Pictures stay out; everything else in the records below is copied exactly.

::::

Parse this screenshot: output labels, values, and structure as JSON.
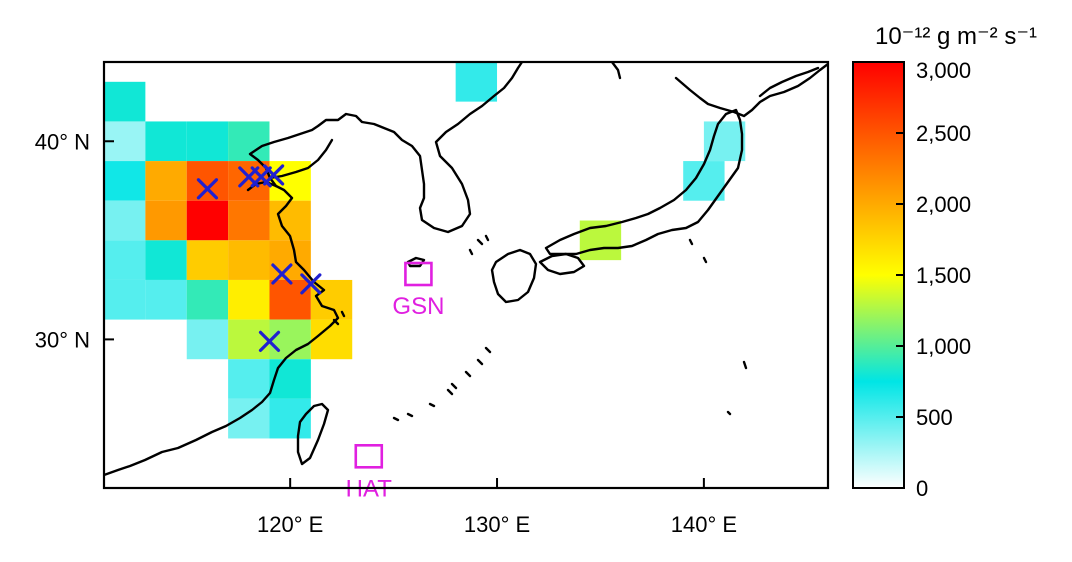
{
  "map": {
    "lat_ticks": [
      {
        "value": 40,
        "label": "40° N"
      },
      {
        "value": 30,
        "label": "30° N"
      }
    ],
    "lon_ticks": [
      {
        "value": 120,
        "label": "120° E"
      },
      {
        "value": 130,
        "label": "130° E"
      },
      {
        "value": 140,
        "label": "140° E"
      }
    ],
    "extent": {
      "lon": [
        111,
        146
      ],
      "lat": [
        22.5,
        44
      ]
    },
    "grid": false
  },
  "colorbar": {
    "unit_label": "10⁻¹² g m⁻² s⁻¹",
    "min": 0,
    "max": 3000,
    "ticks": [
      {
        "value": 3000,
        "label": "3,000"
      },
      {
        "value": 2500,
        "label": "2,500"
      },
      {
        "value": 2000,
        "label": "2,000"
      },
      {
        "value": 1500,
        "label": "1,500"
      },
      {
        "value": 1000,
        "label": "1,000"
      },
      {
        "value": 500,
        "label": "500"
      },
      {
        "value": 0,
        "label": "0"
      }
    ],
    "colormap": [
      "#ffffff",
      "#00e5e5",
      "#ffff00",
      "#ff7f00",
      "#ff0000"
    ]
  },
  "emission_cells": [
    {
      "lon": 112,
      "lat": 42,
      "v": 800
    },
    {
      "lon": 112,
      "lat": 40,
      "v": 300
    },
    {
      "lon": 112,
      "lat": 38,
      "v": 700
    },
    {
      "lon": 112,
      "lat": 36,
      "v": 400
    },
    {
      "lon": 112,
      "lat": 34,
      "v": 500
    },
    {
      "lon": 112,
      "lat": 32,
      "v": 500
    },
    {
      "lon": 114,
      "lat": 40,
      "v": 800
    },
    {
      "lon": 114,
      "lat": 38,
      "v": 2000
    },
    {
      "lon": 114,
      "lat": 36,
      "v": 2100
    },
    {
      "lon": 114,
      "lat": 34,
      "v": 800
    },
    {
      "lon": 114,
      "lat": 32,
      "v": 500
    },
    {
      "lon": 116,
      "lat": 40,
      "v": 800
    },
    {
      "lon": 116,
      "lat": 38,
      "v": 2500
    },
    {
      "lon": 116,
      "lat": 36,
      "v": 3000
    },
    {
      "lon": 116,
      "lat": 34,
      "v": 1800
    },
    {
      "lon": 116,
      "lat": 32,
      "v": 900
    },
    {
      "lon": 116,
      "lat": 30,
      "v": 400
    },
    {
      "lon": 118,
      "lat": 40,
      "v": 900
    },
    {
      "lon": 118,
      "lat": 38,
      "v": 2400
    },
    {
      "lon": 118,
      "lat": 36,
      "v": 2300
    },
    {
      "lon": 118,
      "lat": 34,
      "v": 1900
    },
    {
      "lon": 118,
      "lat": 32,
      "v": 1600
    },
    {
      "lon": 118,
      "lat": 30,
      "v": 1300
    },
    {
      "lon": 118,
      "lat": 28,
      "v": 500
    },
    {
      "lon": 118,
      "lat": 26,
      "v": 400
    },
    {
      "lon": 120,
      "lat": 38,
      "v": 1500
    },
    {
      "lon": 120,
      "lat": 36,
      "v": 1900
    },
    {
      "lon": 120,
      "lat": 34,
      "v": 2000
    },
    {
      "lon": 120,
      "lat": 32,
      "v": 2500
    },
    {
      "lon": 120,
      "lat": 30,
      "v": 1200
    },
    {
      "lon": 120,
      "lat": 28,
      "v": 800
    },
    {
      "lon": 120,
      "lat": 26,
      "v": 600
    },
    {
      "lon": 122,
      "lat": 32,
      "v": 1800
    },
    {
      "lon": 122,
      "lat": 30,
      "v": 1700
    },
    {
      "lon": 129,
      "lat": 43,
      "v": 600
    },
    {
      "lon": 135,
      "lat": 35,
      "v": 1300
    },
    {
      "lon": 140,
      "lat": 38,
      "v": 500
    },
    {
      "lon": 141,
      "lat": 40,
      "v": 400
    }
  ],
  "sources": [
    {
      "lon": 116.0,
      "lat": 37.6
    },
    {
      "lon": 118.0,
      "lat": 38.2
    },
    {
      "lon": 118.6,
      "lat": 38.2
    },
    {
      "lon": 119.2,
      "lat": 38.3
    },
    {
      "lon": 119.6,
      "lat": 33.3
    },
    {
      "lon": 121.0,
      "lat": 32.8
    },
    {
      "lon": 119.0,
      "lat": 29.9
    }
  ],
  "sites": [
    {
      "label": "GSN",
      "lon": 126.2,
      "lat": 33.3,
      "color": "#e020e0"
    },
    {
      "label": "HAT",
      "lon": 123.8,
      "lat": 24.1,
      "color": "#e020e0"
    }
  ],
  "colors": {
    "coastline": "#000000",
    "source_marker": "#2020d0",
    "site": "#e020e0"
  }
}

::::

OUTPUT FOR THIS TASK:
Parse this screenshot: output labels, values, and structure as JSON.
{
  "map": {
    "lat_ticks": [
      {
        "value": 40,
        "label": "40° N"
      },
      {
        "value": 30,
        "label": "30° N"
      }
    ],
    "lon_ticks": [
      {
        "value": 120,
        "label": "120° E"
      },
      {
        "value": 130,
        "label": "130° E"
      },
      {
        "value": 140,
        "label": "140° E"
      }
    ],
    "extent": {
      "lon": [
        111,
        146
      ],
      "lat": [
        22.5,
        44
      ]
    },
    "grid": false
  },
  "colorbar": {
    "unit_label": "10⁻¹² g m⁻² s⁻¹",
    "min": 0,
    "max": 3000,
    "ticks": [
      {
        "value": 3000,
        "label": "3,000"
      },
      {
        "value": 2500,
        "label": "2,500"
      },
      {
        "value": 2000,
        "label": "2,000"
      },
      {
        "value": 1500,
        "label": "1,500"
      },
      {
        "value": 1000,
        "label": "1,000"
      },
      {
        "value": 500,
        "label": "500"
      },
      {
        "value": 0,
        "label": "0"
      }
    ],
    "colormap": [
      "#ffffff",
      "#00e5e5",
      "#ffff00",
      "#ff7f00",
      "#ff0000"
    ]
  },
  "emission_cells": [
    {
      "lon": 112,
      "lat": 42,
      "v": 800
    },
    {
      "lon": 112,
      "lat": 40,
      "v": 300
    },
    {
      "lon": 112,
      "lat": 38,
      "v": 700
    },
    {
      "lon": 112,
      "lat": 36,
      "v": 400
    },
    {
      "lon": 112,
      "lat": 34,
      "v": 500
    },
    {
      "lon": 112,
      "lat": 32,
      "v": 500
    },
    {
      "lon": 114,
      "lat": 40,
      "v": 800
    },
    {
      "lon": 114,
      "lat": 38,
      "v": 2000
    },
    {
      "lon": 114,
      "lat": 36,
      "v": 2100
    },
    {
      "lon": 114,
      "lat": 34,
      "v": 800
    },
    {
      "lon": 114,
      "lat": 32,
      "v": 500
    },
    {
      "lon": 116,
      "lat": 40,
      "v": 800
    },
    {
      "lon": 116,
      "lat": 38,
      "v": 2500
    },
    {
      "lon": 116,
      "lat": 36,
      "v": 3000
    },
    {
      "lon": 116,
      "lat": 34,
      "v": 1800
    },
    {
      "lon": 116,
      "lat": 32,
      "v": 900
    },
    {
      "lon": 116,
      "lat": 30,
      "v": 400
    },
    {
      "lon": 118,
      "lat": 40,
      "v": 900
    },
    {
      "lon": 118,
      "lat": 38,
      "v": 2400
    },
    {
      "lon": 118,
      "lat": 36,
      "v": 2300
    },
    {
      "lon": 118,
      "lat": 34,
      "v": 1900
    },
    {
      "lon": 118,
      "lat": 32,
      "v": 1600
    },
    {
      "lon": 118,
      "lat": 30,
      "v": 1300
    },
    {
      "lon": 118,
      "lat": 28,
      "v": 500
    },
    {
      "lon": 118,
      "lat": 26,
      "v": 400
    },
    {
      "lon": 120,
      "lat": 38,
      "v": 1500
    },
    {
      "lon": 120,
      "lat": 36,
      "v": 1900
    },
    {
      "lon": 120,
      "lat": 34,
      "v": 2000
    },
    {
      "lon": 120,
      "lat": 32,
      "v": 2500
    },
    {
      "lon": 120,
      "lat": 30,
      "v": 1200
    },
    {
      "lon": 120,
      "lat": 28,
      "v": 800
    },
    {
      "lon": 120,
      "lat": 26,
      "v": 600
    },
    {
      "lon": 122,
      "lat": 32,
      "v": 1800
    },
    {
      "lon": 122,
      "lat": 30,
      "v": 1700
    },
    {
      "lon": 129,
      "lat": 43,
      "v": 600
    },
    {
      "lon": 135,
      "lat": 35,
      "v": 1300
    },
    {
      "lon": 140,
      "lat": 38,
      "v": 500
    },
    {
      "lon": 141,
      "lat": 40,
      "v": 400
    }
  ],
  "sources": [
    {
      "lon": 116.0,
      "lat": 37.6
    },
    {
      "lon": 118.0,
      "lat": 38.2
    },
    {
      "lon": 118.6,
      "lat": 38.2
    },
    {
      "lon": 119.2,
      "lat": 38.3
    },
    {
      "lon": 119.6,
      "lat": 33.3
    },
    {
      "lon": 121.0,
      "lat": 32.8
    },
    {
      "lon": 119.0,
      "lat": 29.9
    }
  ],
  "sites": [
    {
      "label": "GSN",
      "lon": 126.2,
      "lat": 33.3,
      "color": "#e020e0"
    },
    {
      "label": "HAT",
      "lon": 123.8,
      "lat": 24.1,
      "color": "#e020e0"
    }
  ],
  "colors": {
    "coastline": "#000000",
    "source_marker": "#2020d0",
    "site": "#e020e0"
  }
}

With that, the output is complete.